WHAT IS NEEDED
Extract all lines from the data beneath that include the word "البلاد".

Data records
Start
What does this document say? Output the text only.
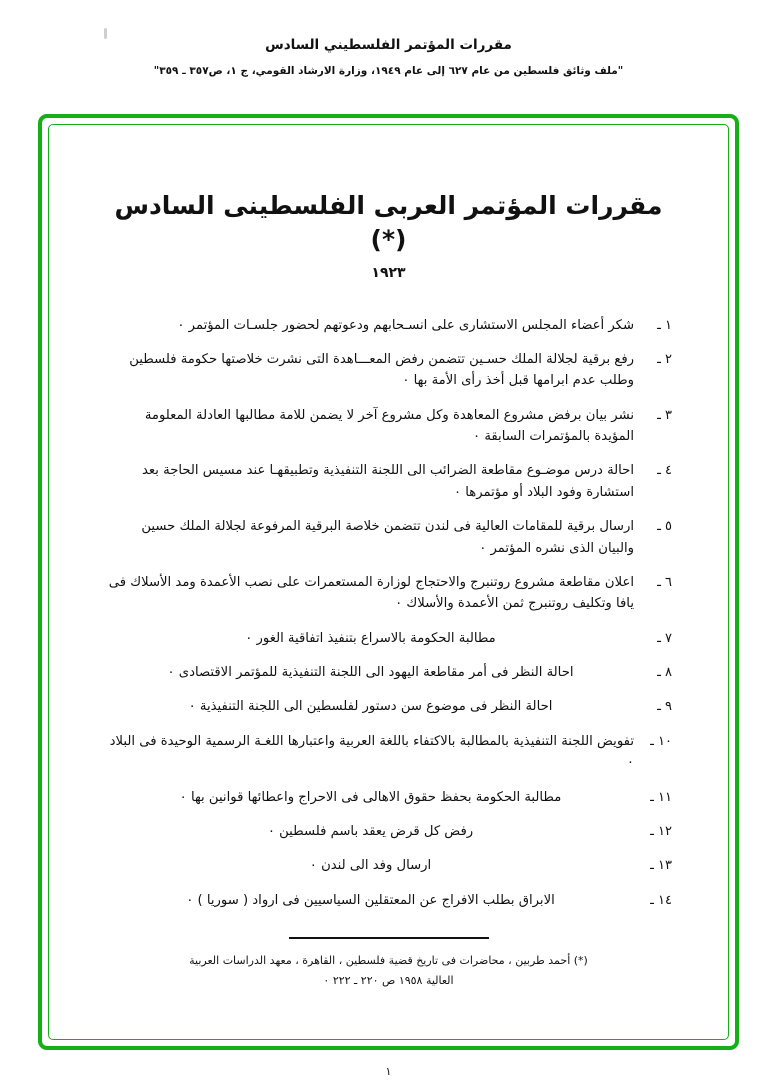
مقررات المؤتمر الفلسطيني السادس
"ملف وثائق فلسطين من عام ٦٢٧ إلى عام ١٩٤٩، وزارة الارشاد القومي، ج ١، ص٣٥٧ ـ ٣٥٩"
مقررات المؤتمر العربى الفلسطينى السادس (*)
١٩٢٣
١ ـ
شكر أعضاء المجلس الاستشارى على انسـحابهم ودعوتهم لحضور جلسـات المؤتمر ٠
٢ ـ
رفع برقية لجلالة الملك حسـين تتضمن رفض المعـــاهدة التى نشرت خلاصتها حكومة فلسطين وطلب عدم ابرامها قبل أخذ رأى الأمة بها ٠
٣ ـ
نشر بيان برفض مشروع المعاهدة وكل مشروع آخر لا يضمن للامة مطالبها العادلة المعلومة المؤيدة بالمؤتمرات السابقة ٠
٤ ـ
احالة درس موضـوع مقاطعة الضرائب الى اللجنة التنفيذية وتطبيقهـا عند مسيس الحاجة بعد استشارة وفود البلاد أو مؤتمرها ٠
٥ ـ
ارسال برقية للمقامات العالية فى لندن تتضمن خلاصة البرقية المرفوعة لجلالة الملك حسين والبيان الذى نشره المؤتمر ٠
٦ ـ
اعلان مقاطعة مشروع روتنبرج والاحتجاج لوزارة المستعمرات على نصب الأعمدة ومد الأسلاك فى يافا وتكليف روتنبرج ثمن الأعمدة والأسلاك ٠
٧ ـ
مطالبة الحكومة بالاسراع بتنفيذ اتفاقية الغور ٠
٨ ـ
احالة النظر فى أمر مقاطعة اليهود الى اللجنة التنفيذية للمؤتمر الاقتصادى ٠
٩ ـ
احالة النظر فى موضوع سن دستور لفلسطين الى اللجنة التنفيذية ٠
١٠ ـ
تفويض اللجنة التنفيذية بالمطالبة بالاكتفاء باللغة العربية واعتبارها اللغـة الرسمية الوحيدة فى البلاد ٠
١١ ـ
مطالبة الحكومة بحفظ حقوق الاهالى فى الاحراج واعطائها قوانين بها ٠
١٢ ـ
رفض كل قرض يعقد باسم فلسطين ٠
١٣ ـ
ارسال وفد الى لندن ٠
١٤ ـ
الابراق بطلب الافراج عن المعتقلين السياسيين فى ارواد ( سوريا ) ٠
(*) أحمد طربين ، محاضرات فى تاريخ قضية فلسطين ، القاهرة ، معهد الدراسات العربية
العالية ١٩٥٨ ص ٢٢٠ ـ ٢٢٢ ٠
١
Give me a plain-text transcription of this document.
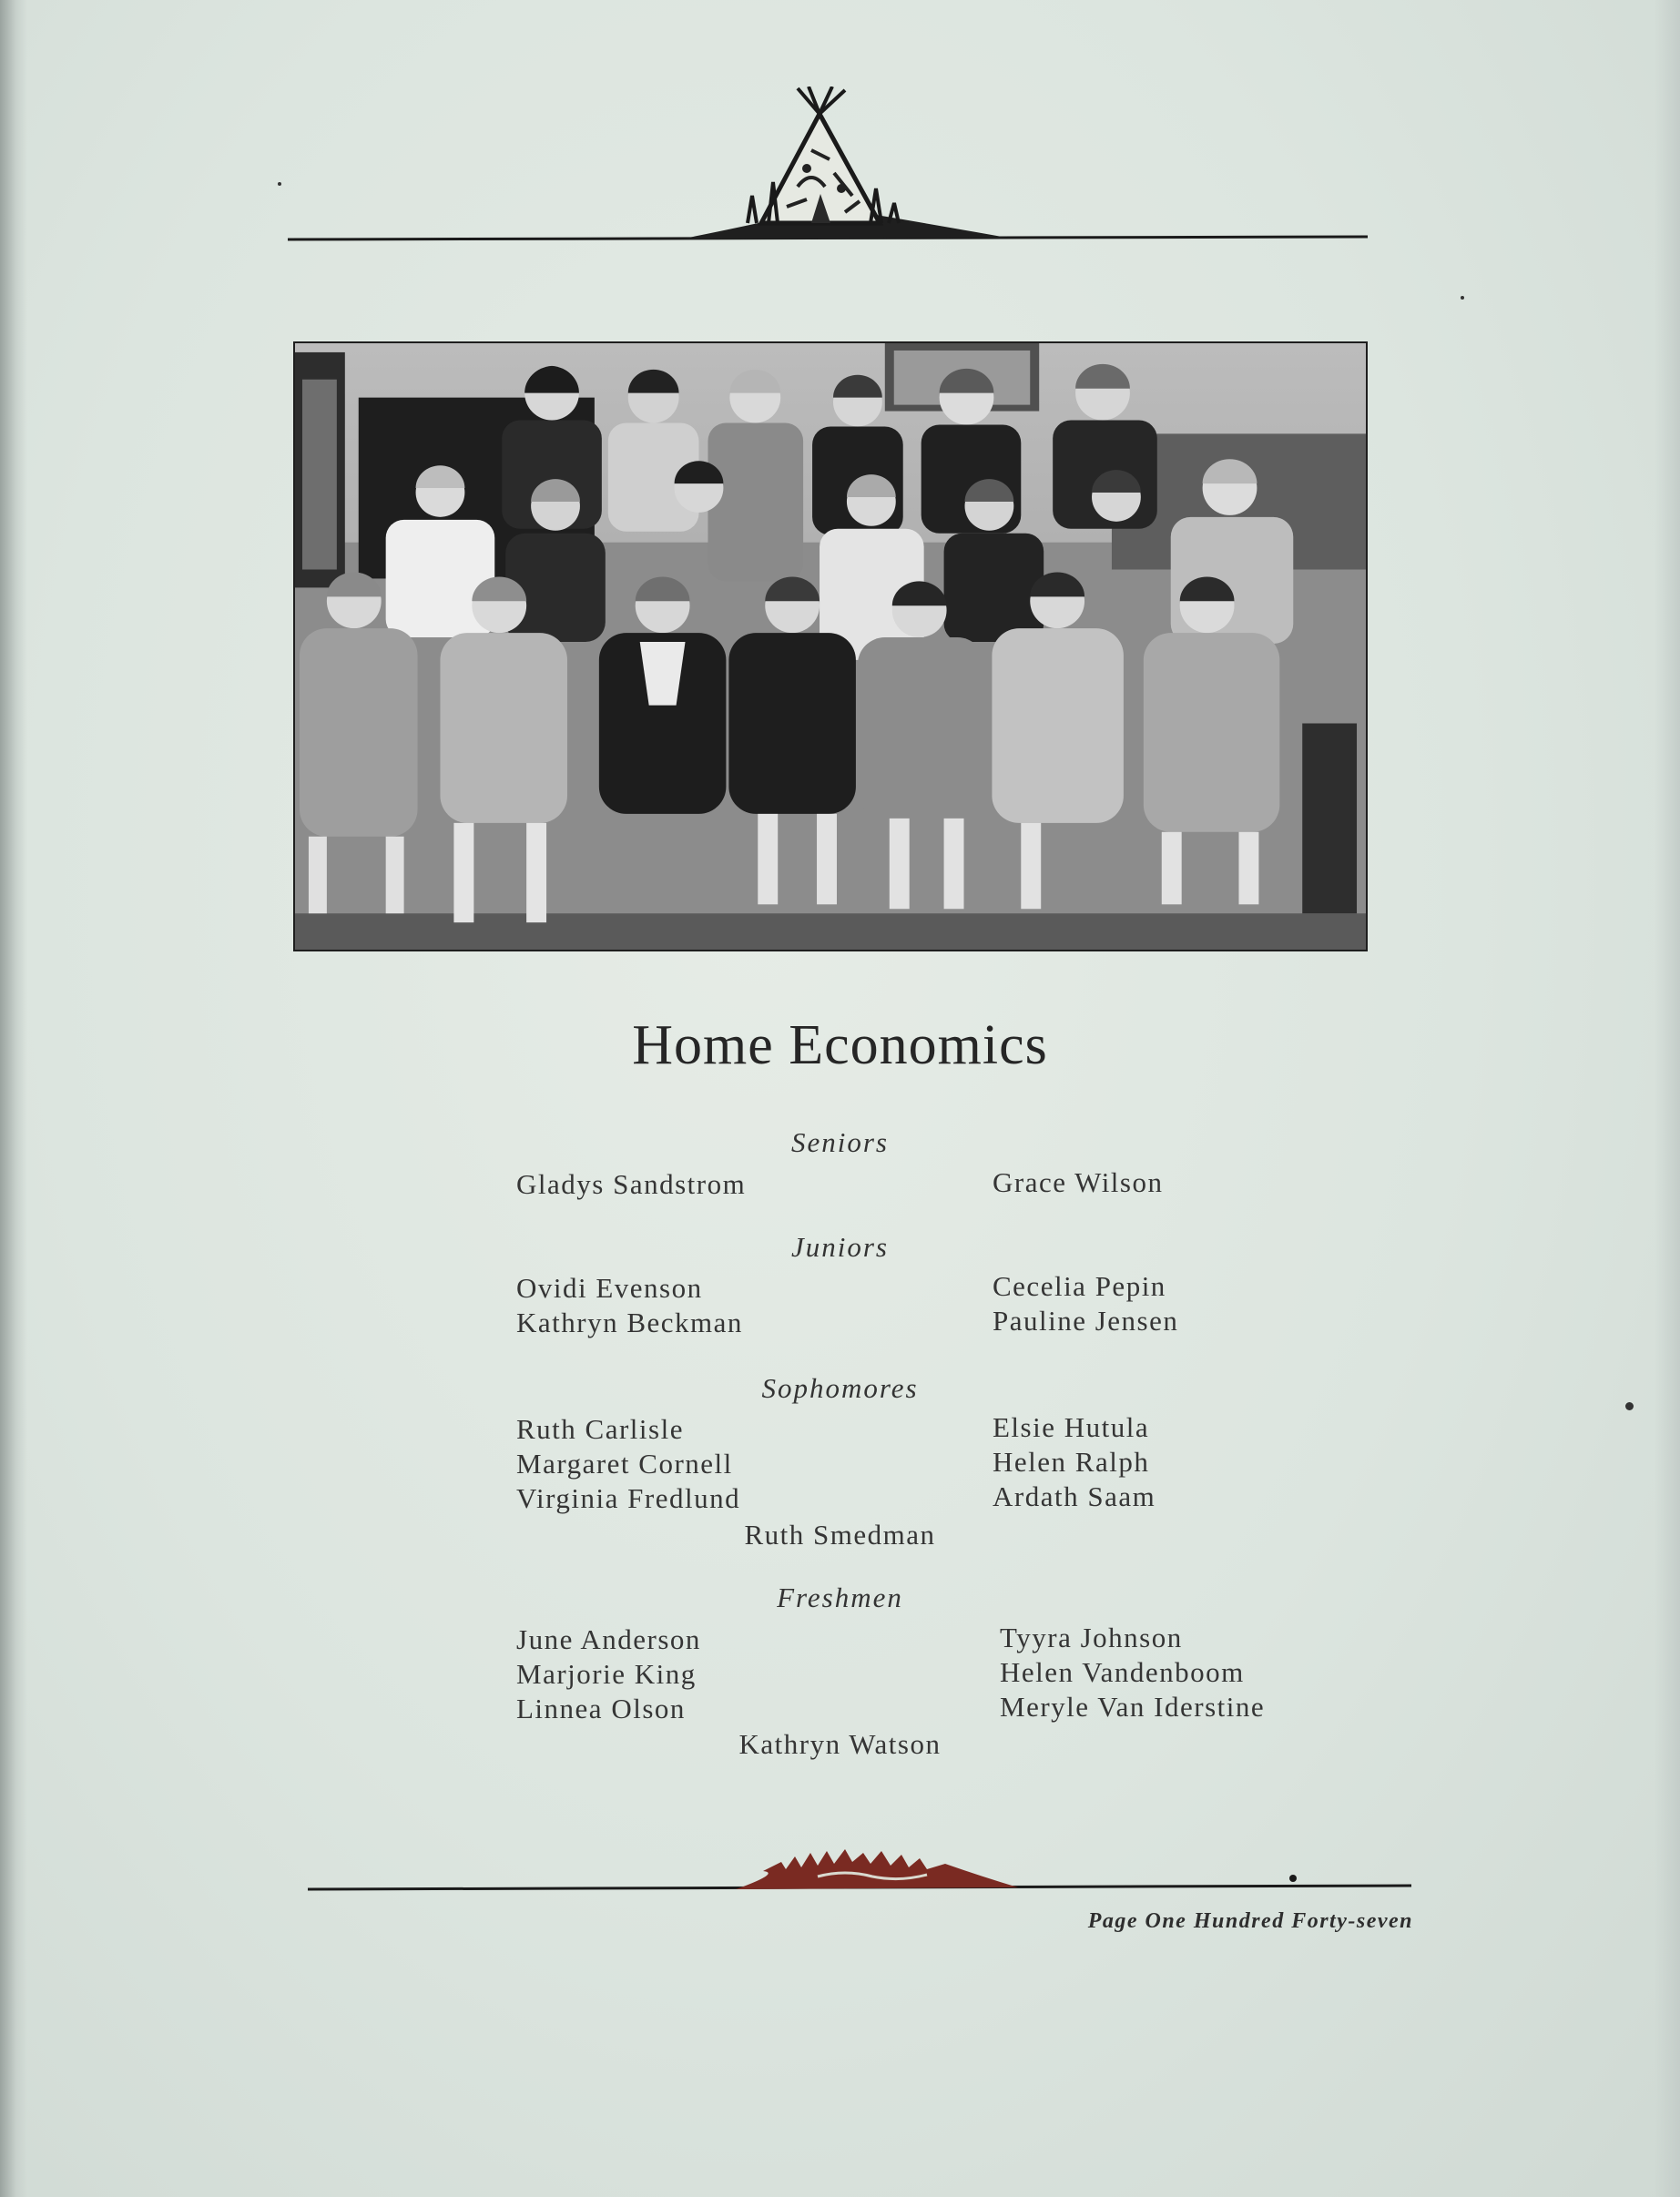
Home Economics
Seniors
Gladys Sandstrom	Grace Wilson
Juniors
Ovidi Evenson
Kathryn Beckman
Cecelia Pepin
Pauline Jensen
Sophomores
Ruth Carlisle
Margaret Cornell
Virginia Fredlund
Elsie Hutula
Helen Ralph
Ardath Saam
Ruth Smedman
Freshmen
June Anderson
Marjorie King
Linnea Olson
Tyyra Johnson
Helen Vandenboom
Meryle Van Iderstine
Kathryn Watson
Page One Hundred Forty-seven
End
SOLUTION FOR THIS EXERCISE
احالة درس موضـوع مقاطعة الضرائب الى اللجنة التنفيذية وتطبيقهـا عند مسيس الحاجة بعد استشارة وفود البلاد أو مؤتمرها ٠
تفويض اللجنة التنفيذية بالمطالبة بالاكتفاء باللغة العربية واعتبارها اللغـة الرسمية الوحيدة فى البلاد ٠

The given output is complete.